Your task:
Find "What data populates" in the data below; transcribe the line it appears on and each line after it, exactly, to the end, and nothing else.

Records from a data collection:
------

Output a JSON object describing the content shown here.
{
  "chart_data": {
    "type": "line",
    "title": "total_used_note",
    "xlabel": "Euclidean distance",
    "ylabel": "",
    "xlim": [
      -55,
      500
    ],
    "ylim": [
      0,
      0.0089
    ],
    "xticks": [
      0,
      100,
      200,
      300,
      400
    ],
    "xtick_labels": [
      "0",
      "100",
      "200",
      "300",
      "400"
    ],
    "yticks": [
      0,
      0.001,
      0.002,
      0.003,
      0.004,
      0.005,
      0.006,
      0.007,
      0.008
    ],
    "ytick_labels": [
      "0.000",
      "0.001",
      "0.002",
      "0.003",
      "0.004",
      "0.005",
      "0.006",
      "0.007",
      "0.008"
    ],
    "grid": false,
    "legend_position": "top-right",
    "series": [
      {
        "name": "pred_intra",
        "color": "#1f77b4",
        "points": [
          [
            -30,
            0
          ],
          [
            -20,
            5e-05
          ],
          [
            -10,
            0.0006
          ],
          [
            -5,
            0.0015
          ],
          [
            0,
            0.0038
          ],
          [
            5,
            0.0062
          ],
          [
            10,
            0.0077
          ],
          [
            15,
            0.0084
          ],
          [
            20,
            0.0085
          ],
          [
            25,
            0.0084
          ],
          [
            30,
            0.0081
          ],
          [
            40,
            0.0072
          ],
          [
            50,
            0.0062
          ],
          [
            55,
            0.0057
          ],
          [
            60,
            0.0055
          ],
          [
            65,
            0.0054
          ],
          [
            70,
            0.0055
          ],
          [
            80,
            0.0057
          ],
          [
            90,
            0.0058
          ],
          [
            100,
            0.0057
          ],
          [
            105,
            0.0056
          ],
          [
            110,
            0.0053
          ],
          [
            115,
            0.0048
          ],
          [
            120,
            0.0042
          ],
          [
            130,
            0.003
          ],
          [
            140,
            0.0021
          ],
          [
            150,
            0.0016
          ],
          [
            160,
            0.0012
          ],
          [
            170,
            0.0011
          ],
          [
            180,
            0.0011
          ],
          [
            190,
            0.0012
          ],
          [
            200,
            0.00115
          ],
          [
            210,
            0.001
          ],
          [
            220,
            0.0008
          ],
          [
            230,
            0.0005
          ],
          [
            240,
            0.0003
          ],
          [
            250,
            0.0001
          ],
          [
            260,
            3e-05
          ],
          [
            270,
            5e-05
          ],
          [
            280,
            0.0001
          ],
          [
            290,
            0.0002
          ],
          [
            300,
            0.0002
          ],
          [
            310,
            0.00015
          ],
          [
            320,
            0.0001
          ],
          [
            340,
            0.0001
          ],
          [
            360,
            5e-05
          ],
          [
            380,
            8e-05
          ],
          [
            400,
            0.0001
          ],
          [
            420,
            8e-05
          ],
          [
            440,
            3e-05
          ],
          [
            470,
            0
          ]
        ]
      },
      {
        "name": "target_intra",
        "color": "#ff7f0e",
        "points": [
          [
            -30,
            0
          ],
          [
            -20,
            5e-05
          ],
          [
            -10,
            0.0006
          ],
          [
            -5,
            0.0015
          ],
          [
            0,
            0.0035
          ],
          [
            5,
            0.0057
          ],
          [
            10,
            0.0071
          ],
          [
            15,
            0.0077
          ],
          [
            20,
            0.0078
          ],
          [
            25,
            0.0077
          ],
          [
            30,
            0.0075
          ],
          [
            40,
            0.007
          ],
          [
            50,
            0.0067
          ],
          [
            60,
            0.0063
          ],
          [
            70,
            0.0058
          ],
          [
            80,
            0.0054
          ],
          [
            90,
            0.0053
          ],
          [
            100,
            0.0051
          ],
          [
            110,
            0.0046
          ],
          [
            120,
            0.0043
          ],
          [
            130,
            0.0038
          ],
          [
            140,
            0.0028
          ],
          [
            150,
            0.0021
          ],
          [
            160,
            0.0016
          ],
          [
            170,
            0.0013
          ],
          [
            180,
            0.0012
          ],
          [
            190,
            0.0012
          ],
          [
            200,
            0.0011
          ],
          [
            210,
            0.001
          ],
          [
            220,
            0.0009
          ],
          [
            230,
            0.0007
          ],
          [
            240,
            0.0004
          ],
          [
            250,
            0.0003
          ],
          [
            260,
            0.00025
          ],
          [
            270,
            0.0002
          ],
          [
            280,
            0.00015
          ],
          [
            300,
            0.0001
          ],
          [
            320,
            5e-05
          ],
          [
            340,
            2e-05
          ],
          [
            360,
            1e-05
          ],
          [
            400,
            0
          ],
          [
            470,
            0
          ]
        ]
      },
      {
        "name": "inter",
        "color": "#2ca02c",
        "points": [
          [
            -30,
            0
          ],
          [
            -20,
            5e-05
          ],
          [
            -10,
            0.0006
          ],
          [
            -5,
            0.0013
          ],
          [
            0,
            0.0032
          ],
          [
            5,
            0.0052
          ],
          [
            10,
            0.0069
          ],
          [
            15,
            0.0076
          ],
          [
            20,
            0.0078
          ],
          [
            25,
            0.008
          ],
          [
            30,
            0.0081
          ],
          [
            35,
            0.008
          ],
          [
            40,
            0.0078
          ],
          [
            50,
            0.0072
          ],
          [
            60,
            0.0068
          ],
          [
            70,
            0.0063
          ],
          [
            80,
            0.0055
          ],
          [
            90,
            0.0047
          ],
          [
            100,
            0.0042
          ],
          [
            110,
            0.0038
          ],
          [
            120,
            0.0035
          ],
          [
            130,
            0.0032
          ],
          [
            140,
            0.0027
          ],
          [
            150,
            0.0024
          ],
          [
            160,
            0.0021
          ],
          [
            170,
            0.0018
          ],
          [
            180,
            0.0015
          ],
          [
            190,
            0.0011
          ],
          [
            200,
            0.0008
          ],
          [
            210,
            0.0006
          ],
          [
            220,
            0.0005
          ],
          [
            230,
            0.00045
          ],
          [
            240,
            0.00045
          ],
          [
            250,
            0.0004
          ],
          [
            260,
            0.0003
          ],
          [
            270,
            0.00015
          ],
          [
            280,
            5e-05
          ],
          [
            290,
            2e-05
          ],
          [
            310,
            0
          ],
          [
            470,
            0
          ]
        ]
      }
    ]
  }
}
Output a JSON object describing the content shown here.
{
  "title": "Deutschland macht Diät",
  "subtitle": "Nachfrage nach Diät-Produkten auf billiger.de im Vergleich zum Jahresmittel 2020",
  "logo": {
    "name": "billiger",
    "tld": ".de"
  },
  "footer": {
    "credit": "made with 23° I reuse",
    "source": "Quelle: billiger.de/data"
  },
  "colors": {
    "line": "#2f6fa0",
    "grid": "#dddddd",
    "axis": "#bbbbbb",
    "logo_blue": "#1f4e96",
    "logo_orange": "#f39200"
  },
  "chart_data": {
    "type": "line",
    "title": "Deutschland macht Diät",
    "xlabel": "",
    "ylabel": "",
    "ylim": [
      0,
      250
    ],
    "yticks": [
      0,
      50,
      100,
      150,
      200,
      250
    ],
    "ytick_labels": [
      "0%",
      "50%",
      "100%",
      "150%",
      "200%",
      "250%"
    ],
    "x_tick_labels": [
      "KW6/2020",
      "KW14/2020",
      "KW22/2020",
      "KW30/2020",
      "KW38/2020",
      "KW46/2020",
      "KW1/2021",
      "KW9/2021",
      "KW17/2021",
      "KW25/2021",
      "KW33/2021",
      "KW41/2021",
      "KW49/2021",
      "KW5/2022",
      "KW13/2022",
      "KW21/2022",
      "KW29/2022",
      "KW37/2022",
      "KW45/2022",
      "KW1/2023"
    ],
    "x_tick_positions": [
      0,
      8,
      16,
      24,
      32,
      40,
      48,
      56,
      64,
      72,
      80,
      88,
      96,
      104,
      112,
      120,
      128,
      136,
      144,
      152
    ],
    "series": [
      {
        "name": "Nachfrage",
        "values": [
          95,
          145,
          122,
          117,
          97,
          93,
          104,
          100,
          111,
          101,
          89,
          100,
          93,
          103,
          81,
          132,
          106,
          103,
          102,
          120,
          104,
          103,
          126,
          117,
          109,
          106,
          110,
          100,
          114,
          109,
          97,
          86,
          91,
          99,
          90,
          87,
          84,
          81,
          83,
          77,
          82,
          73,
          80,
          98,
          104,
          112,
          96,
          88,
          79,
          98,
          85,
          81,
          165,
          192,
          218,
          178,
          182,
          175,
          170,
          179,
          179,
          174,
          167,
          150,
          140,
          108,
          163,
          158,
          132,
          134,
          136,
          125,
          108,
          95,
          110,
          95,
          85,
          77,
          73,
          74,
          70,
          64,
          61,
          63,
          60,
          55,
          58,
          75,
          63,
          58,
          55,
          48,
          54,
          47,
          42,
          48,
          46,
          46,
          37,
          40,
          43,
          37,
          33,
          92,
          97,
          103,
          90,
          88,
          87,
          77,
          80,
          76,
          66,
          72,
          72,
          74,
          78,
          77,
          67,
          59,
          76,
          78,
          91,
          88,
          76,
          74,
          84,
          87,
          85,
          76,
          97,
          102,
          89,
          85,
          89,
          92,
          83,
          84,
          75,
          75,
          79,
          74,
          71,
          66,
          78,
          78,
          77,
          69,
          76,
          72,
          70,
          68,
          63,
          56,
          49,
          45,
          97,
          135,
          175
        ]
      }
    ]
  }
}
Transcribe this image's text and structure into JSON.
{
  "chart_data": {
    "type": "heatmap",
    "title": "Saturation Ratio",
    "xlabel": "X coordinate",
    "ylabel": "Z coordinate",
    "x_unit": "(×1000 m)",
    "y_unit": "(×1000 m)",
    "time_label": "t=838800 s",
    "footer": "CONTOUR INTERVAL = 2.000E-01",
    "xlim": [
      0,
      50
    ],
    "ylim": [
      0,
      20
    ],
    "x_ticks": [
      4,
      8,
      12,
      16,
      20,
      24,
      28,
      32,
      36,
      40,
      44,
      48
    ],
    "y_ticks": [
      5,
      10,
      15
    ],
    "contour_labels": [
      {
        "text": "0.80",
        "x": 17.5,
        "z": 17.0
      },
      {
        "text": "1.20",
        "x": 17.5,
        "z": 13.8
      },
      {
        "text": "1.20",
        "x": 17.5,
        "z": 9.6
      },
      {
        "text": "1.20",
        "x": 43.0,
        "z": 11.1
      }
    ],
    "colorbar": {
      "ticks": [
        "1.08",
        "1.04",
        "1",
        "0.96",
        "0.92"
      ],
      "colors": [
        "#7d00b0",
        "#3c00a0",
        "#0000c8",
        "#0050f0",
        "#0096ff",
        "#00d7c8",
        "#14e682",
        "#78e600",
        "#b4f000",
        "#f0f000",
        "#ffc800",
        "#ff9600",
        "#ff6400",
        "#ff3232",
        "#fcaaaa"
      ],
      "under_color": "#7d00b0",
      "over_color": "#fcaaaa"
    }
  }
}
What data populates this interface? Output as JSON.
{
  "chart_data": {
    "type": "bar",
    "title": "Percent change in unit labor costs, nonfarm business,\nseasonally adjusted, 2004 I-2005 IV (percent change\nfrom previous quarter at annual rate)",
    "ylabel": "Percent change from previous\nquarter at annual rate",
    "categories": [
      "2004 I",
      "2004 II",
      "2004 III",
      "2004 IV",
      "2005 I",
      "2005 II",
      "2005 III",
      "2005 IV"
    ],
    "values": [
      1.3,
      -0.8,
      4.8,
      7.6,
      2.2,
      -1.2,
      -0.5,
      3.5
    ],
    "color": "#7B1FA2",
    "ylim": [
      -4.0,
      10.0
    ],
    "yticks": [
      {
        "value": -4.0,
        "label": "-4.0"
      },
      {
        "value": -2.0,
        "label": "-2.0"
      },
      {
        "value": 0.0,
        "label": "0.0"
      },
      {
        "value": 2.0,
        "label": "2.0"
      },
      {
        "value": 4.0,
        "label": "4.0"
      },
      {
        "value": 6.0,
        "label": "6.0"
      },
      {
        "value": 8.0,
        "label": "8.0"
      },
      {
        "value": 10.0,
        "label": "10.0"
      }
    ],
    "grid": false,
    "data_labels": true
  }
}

------

Exercise response:
What data populates this interface? Output as JSON.
{
  "chart_data": {
    "type": "bar",
    "title": "Percent change in unit labor costs, nonfarm business,\nseasonally adjusted, 2004 I-2005 IV (percent change\nfrom previous quarter at annual rate)",
    "ylabel": "Percent change from previous\nquarter at annual rate",
    "categories": [
      "2004 I",
      "2004 II",
      "2004 III",
      "2004 IV",
      "2005 I",
      "2005 II",
      "2005 III",
      "2005 IV"
    ],
    "values": [
      1.3,
      -0.8,
      4.8,
      7.6,
      2.2,
      -1.2,
      -0.5,
      3.5
    ],
    "color": "#7B1FA2",
    "ylim": [
      -4.0,
      10.0
    ],
    "yticks": [
      {
        "value": -4.0,
        "label": "-4.0"
      },
      {
        "value": -2.0,
        "label": "-2.0"
      },
      {
        "value": 0.0,
        "label": "0.0"
      },
      {
        "value": 2.0,
        "label": "2.0"
      },
      {
        "value": 4.0,
        "label": "4.0"
      },
      {
        "value": 6.0,
        "label": "6.0"
      },
      {
        "value": 8.0,
        "label": "8.0"
      },
      {
        "value": 10.0,
        "label": "10.0"
      }
    ],
    "grid": false,
    "data_labels": true
  }
}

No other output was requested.